Goal
Repeat, exactly and in full, the lines of the listing below, but without any pictures.

[START OF Input records]

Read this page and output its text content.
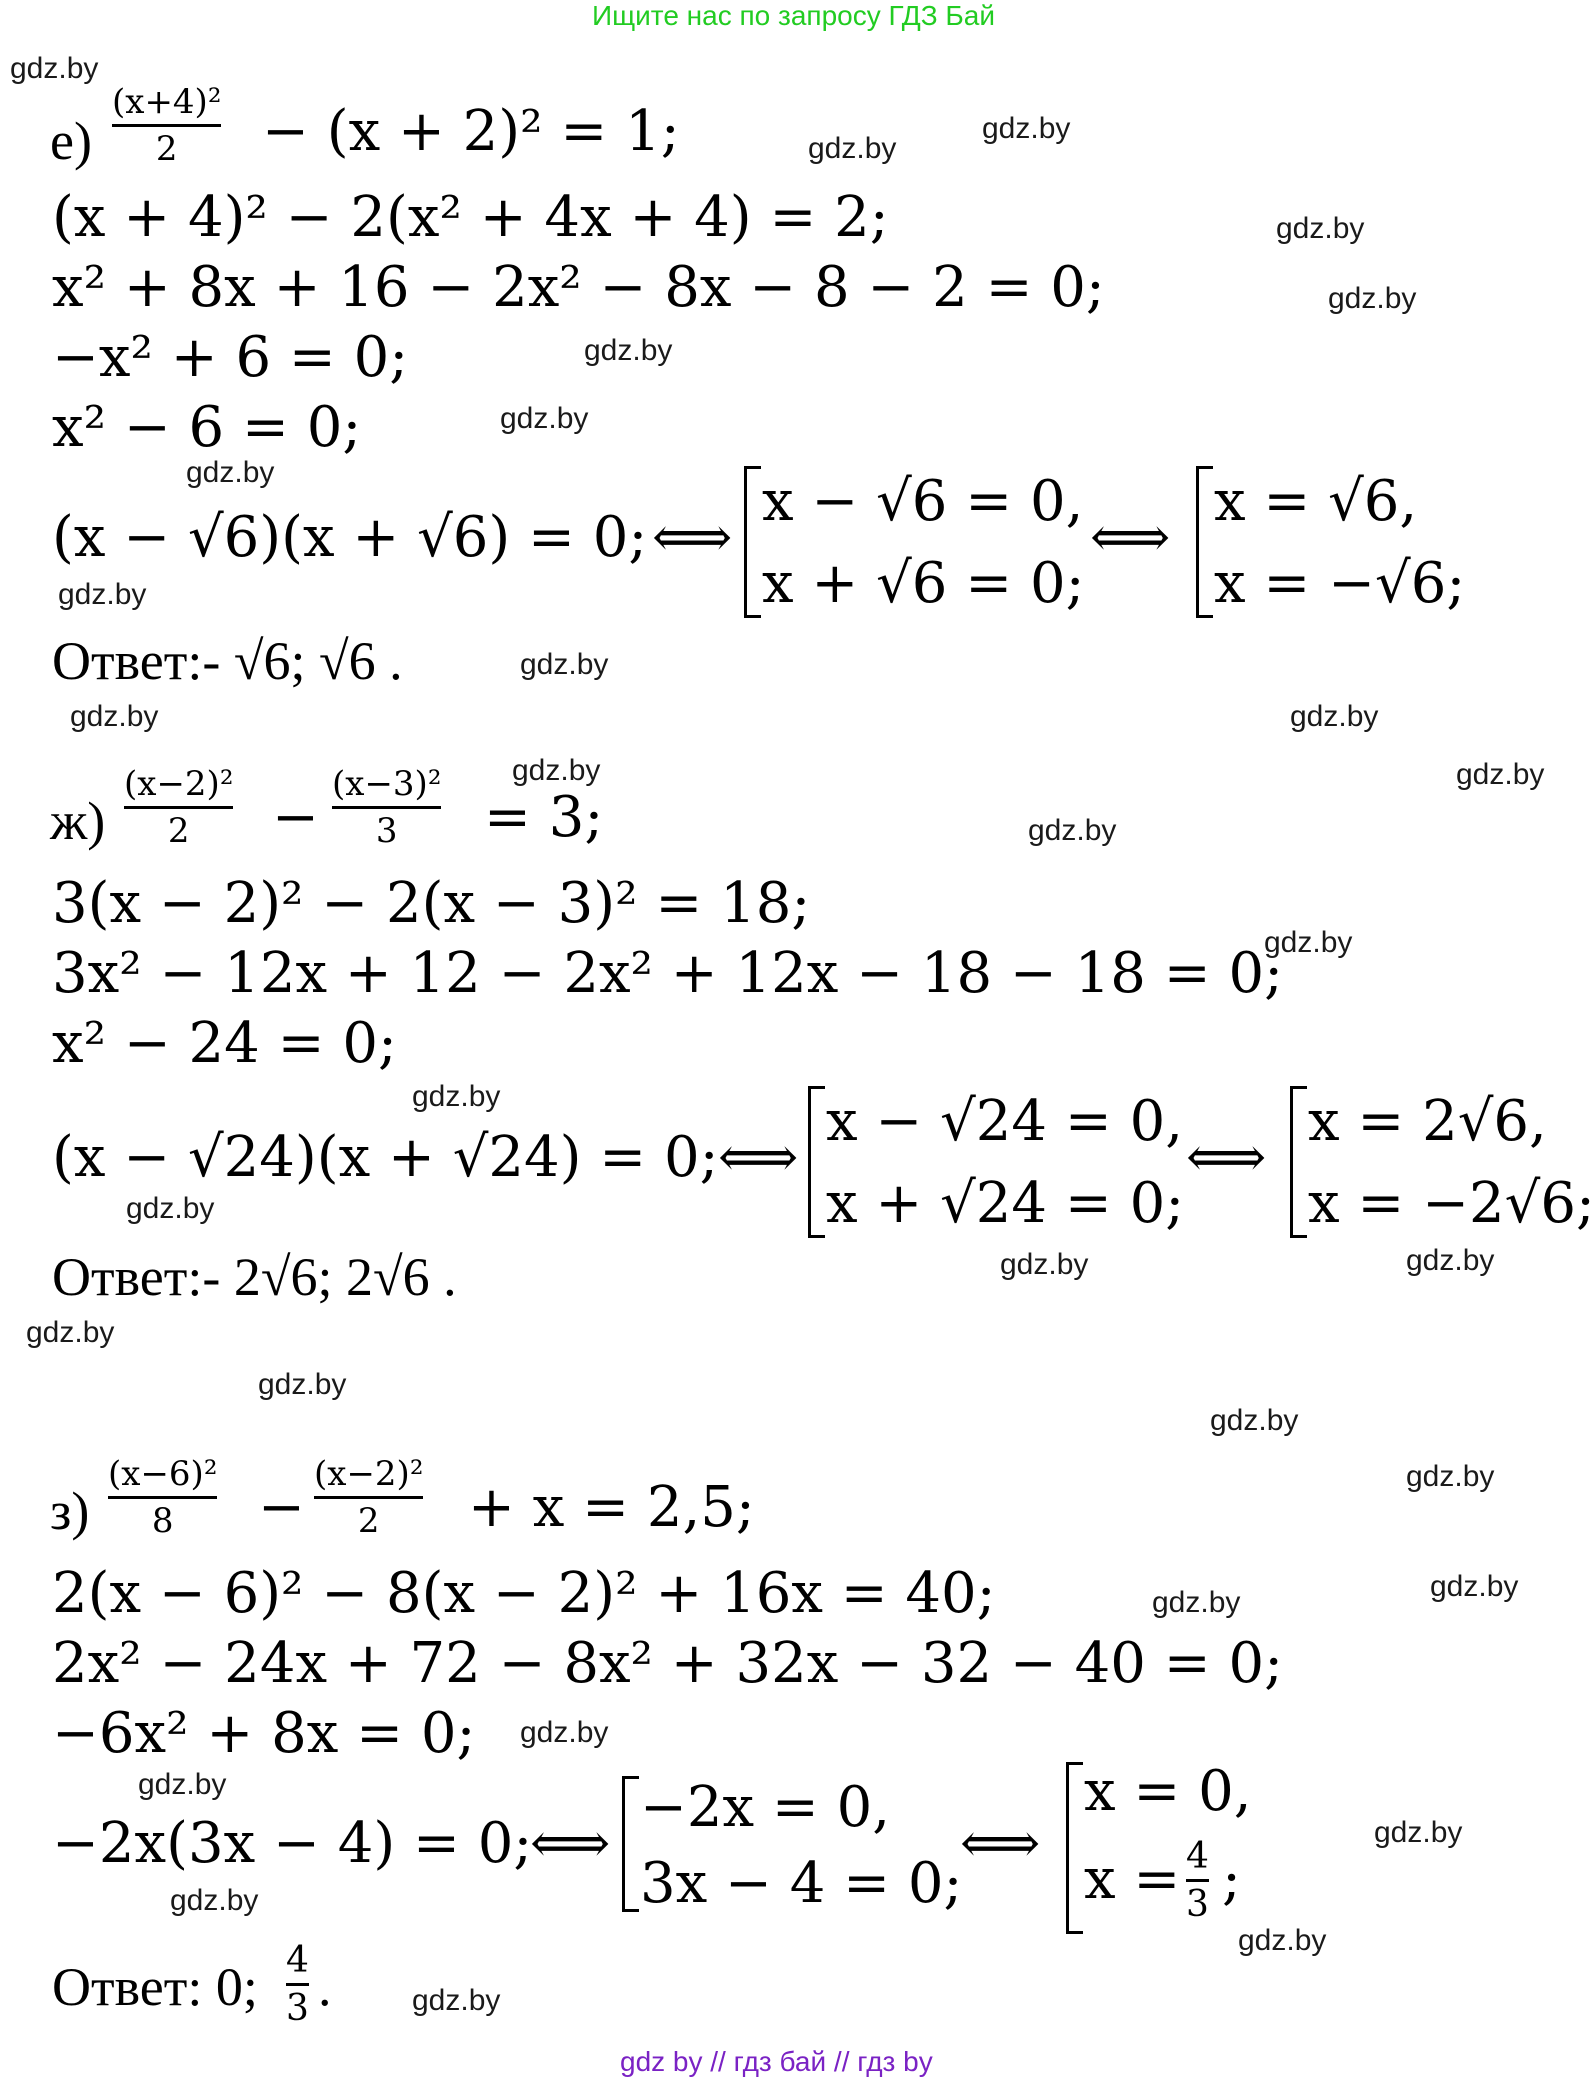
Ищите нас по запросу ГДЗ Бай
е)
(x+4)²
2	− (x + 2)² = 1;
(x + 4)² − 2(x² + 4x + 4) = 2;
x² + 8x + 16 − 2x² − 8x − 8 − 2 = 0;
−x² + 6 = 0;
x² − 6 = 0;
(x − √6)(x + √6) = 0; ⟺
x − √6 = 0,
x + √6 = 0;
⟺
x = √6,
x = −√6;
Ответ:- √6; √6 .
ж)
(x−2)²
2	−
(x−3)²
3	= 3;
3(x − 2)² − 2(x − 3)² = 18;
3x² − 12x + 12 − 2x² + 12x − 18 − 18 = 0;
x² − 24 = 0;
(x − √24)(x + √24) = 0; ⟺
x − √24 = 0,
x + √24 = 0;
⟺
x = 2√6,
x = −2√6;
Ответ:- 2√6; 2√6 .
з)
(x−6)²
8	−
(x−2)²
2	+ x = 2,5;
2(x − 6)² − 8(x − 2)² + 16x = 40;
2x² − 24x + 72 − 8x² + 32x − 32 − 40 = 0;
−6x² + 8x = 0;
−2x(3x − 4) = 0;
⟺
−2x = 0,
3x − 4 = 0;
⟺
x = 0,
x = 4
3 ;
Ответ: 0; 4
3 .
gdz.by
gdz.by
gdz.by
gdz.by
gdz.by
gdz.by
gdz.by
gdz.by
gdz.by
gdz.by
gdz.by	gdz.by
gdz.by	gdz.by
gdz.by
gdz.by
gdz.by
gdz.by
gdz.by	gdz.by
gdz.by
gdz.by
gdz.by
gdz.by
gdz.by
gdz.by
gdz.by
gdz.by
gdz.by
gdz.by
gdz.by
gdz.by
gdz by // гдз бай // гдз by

[END OF Input records]

Exercise solution
Read this page and output its text content.
Ищите нас по запросу ГДЗ Бай
е)
(x+4)²
2	− (x + 2)² = 1;
(x + 4)² − 2(x² + 4x + 4) = 2;
x² + 8x + 16 − 2x² − 8x − 8 − 2 = 0;
−x² + 6 = 0;
x² − 6 = 0;
(x − √6)(x + √6) = 0; ⟺
x − √6 = 0,
x + √6 = 0;
⟺
x = √6,
x = −√6;
Ответ:- √6; √6 .
ж)
(x−2)²
2	−
(x−3)²
3	= 3;
3(x − 2)² − 2(x − 3)² = 18;
3x² − 12x + 12 − 2x² + 12x − 18 − 18 = 0;
x² − 24 = 0;
(x − √24)(x + √24) = 0; ⟺
x − √24 = 0,
x + √24 = 0;
⟺
x = 2√6,
x = −2√6;
Ответ:- 2√6; 2√6 .
з)
(x−6)²
8	−
(x−2)²
2	+ x = 2,5;
2(x − 6)² − 8(x − 2)² + 16x = 40;
2x² − 24x + 72 − 8x² + 32x − 32 − 40 = 0;
−6x² + 8x = 0;
−2x(3x − 4) = 0;
⟺
−2x = 0,
3x − 4 = 0;
⟺
x = 0,
x = 4
3 ;
Ответ: 0; 4
3 .
gdz.by
gdz.by
gdz.by
gdz.by
gdz.by
gdz.by
gdz.by
gdz.by
gdz.by
gdz.by
gdz.by	gdz.by
gdz.by	gdz.by
gdz.by
gdz.by
gdz.by
gdz.by
gdz.by	gdz.by
gdz.by
gdz.by
gdz.by
gdz.by
gdz.by
gdz.by
gdz.by
gdz.by
gdz.by
gdz.by
gdz.by
gdz.by
gdz by // гдз бай // гдз by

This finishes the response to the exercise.